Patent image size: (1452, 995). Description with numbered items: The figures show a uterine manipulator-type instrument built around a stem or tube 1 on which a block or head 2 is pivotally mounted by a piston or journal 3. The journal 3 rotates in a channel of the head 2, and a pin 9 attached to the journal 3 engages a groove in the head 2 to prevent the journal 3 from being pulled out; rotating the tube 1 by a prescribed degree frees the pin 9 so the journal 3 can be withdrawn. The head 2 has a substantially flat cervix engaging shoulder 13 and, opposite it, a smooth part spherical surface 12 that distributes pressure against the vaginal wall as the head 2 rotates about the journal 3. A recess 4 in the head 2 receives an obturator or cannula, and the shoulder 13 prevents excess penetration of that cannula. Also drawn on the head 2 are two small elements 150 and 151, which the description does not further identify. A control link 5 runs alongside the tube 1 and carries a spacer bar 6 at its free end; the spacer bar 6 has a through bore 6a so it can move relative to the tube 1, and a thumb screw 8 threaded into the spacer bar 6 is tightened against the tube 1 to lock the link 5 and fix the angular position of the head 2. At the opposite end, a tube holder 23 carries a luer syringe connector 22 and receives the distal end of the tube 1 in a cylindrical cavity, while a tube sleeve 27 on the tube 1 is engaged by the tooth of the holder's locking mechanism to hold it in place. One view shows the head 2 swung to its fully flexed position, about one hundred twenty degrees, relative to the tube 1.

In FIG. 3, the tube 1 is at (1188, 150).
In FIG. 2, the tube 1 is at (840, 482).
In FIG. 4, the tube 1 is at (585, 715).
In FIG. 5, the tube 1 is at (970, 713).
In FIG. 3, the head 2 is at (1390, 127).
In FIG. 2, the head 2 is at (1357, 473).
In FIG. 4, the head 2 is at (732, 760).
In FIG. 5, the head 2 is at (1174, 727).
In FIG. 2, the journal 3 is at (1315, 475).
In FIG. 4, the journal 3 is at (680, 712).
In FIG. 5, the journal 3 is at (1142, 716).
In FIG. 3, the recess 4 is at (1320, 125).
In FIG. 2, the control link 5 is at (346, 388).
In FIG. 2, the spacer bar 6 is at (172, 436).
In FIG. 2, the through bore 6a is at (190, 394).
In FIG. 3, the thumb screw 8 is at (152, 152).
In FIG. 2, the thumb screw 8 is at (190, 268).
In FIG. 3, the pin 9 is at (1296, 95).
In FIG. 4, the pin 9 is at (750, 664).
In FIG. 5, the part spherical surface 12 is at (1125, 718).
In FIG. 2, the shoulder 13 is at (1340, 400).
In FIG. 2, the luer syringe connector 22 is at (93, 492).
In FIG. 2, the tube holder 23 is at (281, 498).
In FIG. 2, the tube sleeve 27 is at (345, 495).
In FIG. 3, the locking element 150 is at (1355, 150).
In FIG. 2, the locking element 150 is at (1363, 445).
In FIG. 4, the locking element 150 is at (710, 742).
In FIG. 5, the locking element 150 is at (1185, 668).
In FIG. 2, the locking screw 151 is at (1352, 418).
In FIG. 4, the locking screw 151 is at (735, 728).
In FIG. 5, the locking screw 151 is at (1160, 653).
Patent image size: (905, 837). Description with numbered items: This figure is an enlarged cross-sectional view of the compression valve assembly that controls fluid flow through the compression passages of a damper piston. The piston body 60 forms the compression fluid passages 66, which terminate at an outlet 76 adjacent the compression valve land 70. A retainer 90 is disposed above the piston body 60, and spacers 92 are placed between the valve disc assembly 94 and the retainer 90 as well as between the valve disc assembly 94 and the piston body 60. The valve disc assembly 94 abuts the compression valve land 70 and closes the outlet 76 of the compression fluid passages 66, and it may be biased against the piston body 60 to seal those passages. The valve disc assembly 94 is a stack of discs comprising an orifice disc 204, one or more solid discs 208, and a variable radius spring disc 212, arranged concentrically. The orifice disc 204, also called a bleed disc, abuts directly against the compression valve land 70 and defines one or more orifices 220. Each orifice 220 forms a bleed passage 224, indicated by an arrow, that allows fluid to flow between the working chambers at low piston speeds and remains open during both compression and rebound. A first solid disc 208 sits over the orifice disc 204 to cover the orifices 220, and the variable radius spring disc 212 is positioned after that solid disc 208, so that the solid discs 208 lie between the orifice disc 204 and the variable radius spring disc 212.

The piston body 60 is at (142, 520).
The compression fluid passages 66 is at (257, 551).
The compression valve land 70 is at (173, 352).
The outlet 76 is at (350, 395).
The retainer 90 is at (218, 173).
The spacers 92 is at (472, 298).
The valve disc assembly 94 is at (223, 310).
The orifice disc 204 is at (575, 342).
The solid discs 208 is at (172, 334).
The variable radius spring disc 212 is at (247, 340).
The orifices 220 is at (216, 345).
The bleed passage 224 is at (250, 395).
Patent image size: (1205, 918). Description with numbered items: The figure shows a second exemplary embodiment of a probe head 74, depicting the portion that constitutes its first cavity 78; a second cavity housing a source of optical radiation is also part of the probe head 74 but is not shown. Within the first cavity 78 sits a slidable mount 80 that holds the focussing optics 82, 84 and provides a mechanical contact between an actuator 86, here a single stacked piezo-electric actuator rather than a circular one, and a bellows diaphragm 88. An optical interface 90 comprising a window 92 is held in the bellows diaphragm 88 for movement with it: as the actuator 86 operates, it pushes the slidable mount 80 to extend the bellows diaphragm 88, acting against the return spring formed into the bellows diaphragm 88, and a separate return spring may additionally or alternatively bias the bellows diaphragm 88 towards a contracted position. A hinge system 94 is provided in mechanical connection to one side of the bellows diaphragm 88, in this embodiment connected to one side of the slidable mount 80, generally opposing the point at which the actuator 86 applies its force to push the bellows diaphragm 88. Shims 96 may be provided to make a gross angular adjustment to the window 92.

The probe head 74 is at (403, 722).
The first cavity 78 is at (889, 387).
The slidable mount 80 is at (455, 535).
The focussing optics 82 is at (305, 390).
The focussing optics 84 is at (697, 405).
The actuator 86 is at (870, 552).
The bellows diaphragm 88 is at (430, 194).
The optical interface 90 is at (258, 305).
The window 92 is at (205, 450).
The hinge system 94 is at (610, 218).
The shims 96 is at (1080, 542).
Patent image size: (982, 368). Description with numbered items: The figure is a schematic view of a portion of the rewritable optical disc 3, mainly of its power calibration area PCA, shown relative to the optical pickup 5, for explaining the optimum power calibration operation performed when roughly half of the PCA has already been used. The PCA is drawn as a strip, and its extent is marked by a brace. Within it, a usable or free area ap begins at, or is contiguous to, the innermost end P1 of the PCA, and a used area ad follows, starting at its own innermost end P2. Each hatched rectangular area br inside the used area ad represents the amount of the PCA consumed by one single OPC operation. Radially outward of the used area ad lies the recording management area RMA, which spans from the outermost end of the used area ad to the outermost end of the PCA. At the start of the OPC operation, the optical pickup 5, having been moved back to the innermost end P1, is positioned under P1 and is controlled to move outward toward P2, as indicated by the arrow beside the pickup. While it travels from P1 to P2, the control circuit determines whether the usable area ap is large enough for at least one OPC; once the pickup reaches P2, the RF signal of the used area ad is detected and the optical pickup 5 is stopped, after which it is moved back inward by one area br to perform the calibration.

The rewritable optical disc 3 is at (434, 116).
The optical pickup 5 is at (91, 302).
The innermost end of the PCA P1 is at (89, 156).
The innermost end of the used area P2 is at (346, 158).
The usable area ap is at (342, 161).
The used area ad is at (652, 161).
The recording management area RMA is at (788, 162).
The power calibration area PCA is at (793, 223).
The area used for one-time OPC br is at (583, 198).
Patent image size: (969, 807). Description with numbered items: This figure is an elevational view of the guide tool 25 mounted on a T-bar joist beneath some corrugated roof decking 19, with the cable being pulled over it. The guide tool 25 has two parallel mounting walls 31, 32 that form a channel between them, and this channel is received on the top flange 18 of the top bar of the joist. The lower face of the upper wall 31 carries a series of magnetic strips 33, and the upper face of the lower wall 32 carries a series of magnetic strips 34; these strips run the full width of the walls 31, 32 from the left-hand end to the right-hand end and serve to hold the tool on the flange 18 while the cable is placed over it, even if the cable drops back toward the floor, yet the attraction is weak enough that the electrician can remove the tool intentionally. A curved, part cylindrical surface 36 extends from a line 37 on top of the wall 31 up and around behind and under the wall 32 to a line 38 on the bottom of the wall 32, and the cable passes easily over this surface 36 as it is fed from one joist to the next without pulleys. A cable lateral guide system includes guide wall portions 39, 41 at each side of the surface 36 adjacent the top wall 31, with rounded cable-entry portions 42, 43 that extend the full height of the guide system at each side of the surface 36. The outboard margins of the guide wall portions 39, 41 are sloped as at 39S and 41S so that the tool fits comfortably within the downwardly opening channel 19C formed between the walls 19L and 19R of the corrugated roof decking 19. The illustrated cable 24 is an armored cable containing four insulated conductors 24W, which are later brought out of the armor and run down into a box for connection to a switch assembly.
⁂
Problem details
Can you format everything from the start of the items down through the line containing "In FIG. 3, the head 2 is at (1390, 127)." as a numbered list, skipping any blank lines?

Response to the exercise
1. Patent image size: (1452, 995). Description with numbered items: The figures show a uterine manipulator-type instrument built around a stem or tube 1 on which a block or head 2 is pivotally mounted by a piston or journal 3. The journal 3 rotates in a channel of the head 2, and a pin 9 attached to the journal 3 engages a groove in the head 2 to prevent the journal 3 from being pulled out; rotating the tube 1 by a prescribed degree frees the pin 9 so the journal 3 can be withdrawn. The head 2 has a substantially flat cervix engaging shoulder 13 and, opposite it, a smooth part spherical surface 12 that distributes pressure against the vaginal wall as the head 2 rotates about the journal 3. A recess 4 in the head 2 receives an obturator or cannula, and the shoulder 13 prevents excess penetration of that cannula. Also drawn on the head 2 are two small elements 150 and 151, which the description does not further identify. A control link 5 runs alongside the tube 1 and carries a spacer bar 6 at its free end; the spacer bar 6 has a through bore 6a so it can move relative to the tube 1, and a thumb screw 8 threaded into the spacer bar 6 is tightened against the tube 1 to lock the link 5 and fix the angular position of the head 2. At the opposite end, a tube holder 23 carries a luer syringe connector 22 and receives the distal end of the tube 1 in a cylindrical cavity, while a tube sleeve 27 on the tube 1 is engaged by the tooth of the holder's locking mechanism to hold it in place. One view shows the head 2 swung to its fully flexed position, about one hundred twenty degrees, relative to the tube 1.
2. In FIG. 3, the tube 1 is at (1188, 150).
3. In FIG. 2, the tube 1 is at (840, 482).
4. In FIG. 4, the tube 1 is at (585, 715).
5. In FIG. 5, the tube 1 is at (970, 713).
6. In FIG. 3, the head 2 is at (1390, 127).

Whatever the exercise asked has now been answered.